Dataset entries on figures
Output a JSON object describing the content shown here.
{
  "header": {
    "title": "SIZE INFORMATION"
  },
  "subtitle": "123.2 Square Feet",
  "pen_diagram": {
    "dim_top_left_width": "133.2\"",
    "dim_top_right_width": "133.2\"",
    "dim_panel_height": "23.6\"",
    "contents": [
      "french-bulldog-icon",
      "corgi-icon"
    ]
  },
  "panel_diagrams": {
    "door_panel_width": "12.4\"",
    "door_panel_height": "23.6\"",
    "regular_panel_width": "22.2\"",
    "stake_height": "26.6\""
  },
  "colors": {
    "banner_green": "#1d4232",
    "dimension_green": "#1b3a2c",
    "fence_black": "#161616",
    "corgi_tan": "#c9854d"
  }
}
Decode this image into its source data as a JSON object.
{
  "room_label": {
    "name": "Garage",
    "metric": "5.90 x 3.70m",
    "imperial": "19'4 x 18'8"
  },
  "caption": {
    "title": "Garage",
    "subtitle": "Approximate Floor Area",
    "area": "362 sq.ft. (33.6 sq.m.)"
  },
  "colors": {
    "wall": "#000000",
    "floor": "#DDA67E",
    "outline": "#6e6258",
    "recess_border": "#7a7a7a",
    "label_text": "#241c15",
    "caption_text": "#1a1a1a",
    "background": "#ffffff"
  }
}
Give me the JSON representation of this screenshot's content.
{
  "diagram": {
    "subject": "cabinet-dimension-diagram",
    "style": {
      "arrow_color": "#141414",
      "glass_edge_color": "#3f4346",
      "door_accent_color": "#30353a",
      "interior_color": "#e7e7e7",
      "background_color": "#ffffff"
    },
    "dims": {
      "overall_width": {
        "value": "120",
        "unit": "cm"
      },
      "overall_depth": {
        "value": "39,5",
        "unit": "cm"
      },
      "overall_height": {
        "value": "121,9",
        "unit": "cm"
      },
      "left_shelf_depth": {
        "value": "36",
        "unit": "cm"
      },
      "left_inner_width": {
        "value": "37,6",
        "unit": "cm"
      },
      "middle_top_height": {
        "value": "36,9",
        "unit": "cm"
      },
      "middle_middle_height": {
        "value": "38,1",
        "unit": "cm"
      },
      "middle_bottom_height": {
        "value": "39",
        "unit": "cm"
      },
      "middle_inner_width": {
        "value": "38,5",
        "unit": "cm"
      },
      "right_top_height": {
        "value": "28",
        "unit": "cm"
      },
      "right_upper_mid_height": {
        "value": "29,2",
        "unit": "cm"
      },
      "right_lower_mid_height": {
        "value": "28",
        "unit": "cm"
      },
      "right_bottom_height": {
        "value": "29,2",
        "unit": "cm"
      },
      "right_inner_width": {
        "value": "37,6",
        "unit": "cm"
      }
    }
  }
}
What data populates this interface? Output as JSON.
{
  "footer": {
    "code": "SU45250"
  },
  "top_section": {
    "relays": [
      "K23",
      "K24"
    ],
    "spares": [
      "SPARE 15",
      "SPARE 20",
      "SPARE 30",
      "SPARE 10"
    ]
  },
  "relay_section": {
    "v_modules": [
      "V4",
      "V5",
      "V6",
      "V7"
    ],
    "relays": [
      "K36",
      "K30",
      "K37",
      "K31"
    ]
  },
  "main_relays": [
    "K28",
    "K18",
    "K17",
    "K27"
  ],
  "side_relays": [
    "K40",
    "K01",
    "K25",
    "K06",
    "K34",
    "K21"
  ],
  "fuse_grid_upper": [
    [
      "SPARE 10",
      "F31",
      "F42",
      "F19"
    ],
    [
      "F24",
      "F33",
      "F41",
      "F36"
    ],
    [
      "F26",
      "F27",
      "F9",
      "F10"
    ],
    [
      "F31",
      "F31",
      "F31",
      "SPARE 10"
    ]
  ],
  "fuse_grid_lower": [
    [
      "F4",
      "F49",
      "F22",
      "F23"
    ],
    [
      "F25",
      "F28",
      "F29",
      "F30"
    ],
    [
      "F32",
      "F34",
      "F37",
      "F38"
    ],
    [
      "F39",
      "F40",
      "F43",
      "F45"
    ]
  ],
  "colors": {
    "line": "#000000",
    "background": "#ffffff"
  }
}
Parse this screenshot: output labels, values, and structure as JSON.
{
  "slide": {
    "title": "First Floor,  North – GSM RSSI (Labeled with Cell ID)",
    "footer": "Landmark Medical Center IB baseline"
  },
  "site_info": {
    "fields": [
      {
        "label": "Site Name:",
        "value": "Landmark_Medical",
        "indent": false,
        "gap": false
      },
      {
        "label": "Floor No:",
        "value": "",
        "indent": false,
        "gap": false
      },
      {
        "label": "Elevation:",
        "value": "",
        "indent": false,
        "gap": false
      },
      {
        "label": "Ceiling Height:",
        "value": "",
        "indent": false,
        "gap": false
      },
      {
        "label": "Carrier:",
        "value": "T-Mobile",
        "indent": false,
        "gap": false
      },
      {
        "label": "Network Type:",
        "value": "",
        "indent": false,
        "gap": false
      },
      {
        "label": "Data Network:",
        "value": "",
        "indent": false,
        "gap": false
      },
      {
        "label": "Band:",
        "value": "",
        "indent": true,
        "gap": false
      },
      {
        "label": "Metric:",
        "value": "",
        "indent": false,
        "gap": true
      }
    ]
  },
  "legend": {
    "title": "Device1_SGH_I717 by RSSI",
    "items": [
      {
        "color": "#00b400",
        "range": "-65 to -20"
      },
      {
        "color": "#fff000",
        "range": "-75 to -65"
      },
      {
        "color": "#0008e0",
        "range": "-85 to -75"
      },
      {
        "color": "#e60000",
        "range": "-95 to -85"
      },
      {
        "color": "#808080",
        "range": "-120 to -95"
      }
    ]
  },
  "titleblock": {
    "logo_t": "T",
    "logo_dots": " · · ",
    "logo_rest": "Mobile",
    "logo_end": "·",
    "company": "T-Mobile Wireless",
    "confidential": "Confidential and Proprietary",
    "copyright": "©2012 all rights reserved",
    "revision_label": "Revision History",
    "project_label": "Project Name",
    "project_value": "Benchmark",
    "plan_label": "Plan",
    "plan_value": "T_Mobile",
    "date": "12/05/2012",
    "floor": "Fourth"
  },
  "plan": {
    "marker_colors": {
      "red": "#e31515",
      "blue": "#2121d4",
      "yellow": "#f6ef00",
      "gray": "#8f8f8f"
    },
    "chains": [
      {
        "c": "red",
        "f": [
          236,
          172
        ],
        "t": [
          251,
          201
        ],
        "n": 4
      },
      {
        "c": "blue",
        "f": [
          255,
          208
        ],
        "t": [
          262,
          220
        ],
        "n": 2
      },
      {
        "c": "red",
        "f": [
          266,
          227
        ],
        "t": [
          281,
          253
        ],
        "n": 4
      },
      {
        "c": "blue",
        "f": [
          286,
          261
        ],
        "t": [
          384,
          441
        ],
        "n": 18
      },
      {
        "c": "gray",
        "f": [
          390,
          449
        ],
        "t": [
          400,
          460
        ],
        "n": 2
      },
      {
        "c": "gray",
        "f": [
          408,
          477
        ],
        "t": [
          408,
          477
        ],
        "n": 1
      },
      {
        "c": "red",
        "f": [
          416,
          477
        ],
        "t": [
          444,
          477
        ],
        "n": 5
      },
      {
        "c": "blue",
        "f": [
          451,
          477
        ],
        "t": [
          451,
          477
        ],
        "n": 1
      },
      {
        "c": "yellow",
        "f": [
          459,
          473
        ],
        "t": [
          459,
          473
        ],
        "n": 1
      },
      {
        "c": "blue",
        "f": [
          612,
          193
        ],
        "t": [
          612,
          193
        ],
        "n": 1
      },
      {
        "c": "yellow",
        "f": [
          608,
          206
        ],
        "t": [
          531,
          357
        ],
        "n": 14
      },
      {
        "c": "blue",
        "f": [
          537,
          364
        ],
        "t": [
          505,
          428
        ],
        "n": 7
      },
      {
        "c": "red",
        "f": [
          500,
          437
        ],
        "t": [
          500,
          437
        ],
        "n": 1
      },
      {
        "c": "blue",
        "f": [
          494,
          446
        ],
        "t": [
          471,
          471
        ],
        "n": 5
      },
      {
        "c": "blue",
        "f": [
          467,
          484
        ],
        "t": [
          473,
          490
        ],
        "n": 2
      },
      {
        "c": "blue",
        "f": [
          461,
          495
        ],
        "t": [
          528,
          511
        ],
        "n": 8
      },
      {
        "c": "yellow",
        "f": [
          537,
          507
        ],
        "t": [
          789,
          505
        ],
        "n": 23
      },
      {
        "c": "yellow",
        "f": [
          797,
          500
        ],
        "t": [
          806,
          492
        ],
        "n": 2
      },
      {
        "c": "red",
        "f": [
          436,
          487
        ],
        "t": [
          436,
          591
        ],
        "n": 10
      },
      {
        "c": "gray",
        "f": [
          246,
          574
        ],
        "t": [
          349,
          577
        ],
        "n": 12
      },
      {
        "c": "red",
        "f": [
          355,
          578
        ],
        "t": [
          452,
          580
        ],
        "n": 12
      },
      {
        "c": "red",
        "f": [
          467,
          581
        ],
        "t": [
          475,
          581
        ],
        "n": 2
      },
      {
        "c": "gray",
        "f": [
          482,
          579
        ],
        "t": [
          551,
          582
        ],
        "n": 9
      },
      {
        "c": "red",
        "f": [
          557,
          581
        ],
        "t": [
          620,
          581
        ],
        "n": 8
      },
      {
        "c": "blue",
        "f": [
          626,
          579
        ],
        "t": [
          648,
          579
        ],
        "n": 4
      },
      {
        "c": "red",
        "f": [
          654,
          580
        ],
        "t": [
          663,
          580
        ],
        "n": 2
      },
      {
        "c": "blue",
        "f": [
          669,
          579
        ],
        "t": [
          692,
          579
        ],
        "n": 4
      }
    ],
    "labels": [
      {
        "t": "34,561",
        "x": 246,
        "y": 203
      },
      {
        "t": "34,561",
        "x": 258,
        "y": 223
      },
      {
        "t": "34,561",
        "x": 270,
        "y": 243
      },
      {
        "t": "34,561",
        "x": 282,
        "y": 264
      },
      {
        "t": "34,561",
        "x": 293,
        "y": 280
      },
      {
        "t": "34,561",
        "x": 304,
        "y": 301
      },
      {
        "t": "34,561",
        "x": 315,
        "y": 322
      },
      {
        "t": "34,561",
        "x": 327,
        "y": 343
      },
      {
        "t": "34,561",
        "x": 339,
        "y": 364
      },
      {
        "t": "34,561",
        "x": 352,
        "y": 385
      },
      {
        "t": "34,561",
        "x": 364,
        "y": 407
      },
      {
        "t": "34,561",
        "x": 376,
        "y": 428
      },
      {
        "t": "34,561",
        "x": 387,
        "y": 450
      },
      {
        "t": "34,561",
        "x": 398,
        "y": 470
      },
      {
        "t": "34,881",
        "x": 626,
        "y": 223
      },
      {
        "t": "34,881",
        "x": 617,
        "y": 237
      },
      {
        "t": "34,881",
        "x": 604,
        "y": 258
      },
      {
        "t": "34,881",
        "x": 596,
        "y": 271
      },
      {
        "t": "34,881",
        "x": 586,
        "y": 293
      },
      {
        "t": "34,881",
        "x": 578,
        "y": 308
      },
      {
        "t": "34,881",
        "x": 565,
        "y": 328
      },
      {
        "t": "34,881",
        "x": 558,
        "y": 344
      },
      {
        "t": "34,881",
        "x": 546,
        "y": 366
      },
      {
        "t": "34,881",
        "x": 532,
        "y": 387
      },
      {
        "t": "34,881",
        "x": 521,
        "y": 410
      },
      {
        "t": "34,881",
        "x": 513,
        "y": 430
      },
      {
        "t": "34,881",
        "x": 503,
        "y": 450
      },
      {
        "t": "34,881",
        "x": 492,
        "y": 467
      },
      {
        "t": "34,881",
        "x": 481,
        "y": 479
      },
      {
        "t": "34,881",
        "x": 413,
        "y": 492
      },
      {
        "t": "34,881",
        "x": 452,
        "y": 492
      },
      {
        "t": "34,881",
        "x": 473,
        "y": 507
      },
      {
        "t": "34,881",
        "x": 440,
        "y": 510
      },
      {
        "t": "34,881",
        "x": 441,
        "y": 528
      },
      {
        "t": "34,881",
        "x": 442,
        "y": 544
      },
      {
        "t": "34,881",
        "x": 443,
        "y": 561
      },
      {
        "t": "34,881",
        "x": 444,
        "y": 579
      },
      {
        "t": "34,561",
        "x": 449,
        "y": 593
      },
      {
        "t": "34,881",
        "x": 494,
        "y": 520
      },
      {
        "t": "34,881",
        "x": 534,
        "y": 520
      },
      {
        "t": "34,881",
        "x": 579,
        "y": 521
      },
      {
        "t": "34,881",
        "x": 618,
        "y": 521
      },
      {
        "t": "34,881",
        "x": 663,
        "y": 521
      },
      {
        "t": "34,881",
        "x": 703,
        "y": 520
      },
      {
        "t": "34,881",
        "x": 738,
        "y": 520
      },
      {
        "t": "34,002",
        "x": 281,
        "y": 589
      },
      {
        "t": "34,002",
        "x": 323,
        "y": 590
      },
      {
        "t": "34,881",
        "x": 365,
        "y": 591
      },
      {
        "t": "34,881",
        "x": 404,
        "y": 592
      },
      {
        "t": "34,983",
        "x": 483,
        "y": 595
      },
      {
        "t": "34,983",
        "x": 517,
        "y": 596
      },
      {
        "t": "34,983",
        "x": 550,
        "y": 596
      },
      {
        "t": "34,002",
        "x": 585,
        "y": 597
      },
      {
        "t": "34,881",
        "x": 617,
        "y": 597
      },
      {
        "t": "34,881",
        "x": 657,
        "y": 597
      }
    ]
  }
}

Written exercise
Find each line in the records holding the string "labels" and show it.

Task solution
Parse this screenshot: output labels, values, and structure as JSON.
    "labels": [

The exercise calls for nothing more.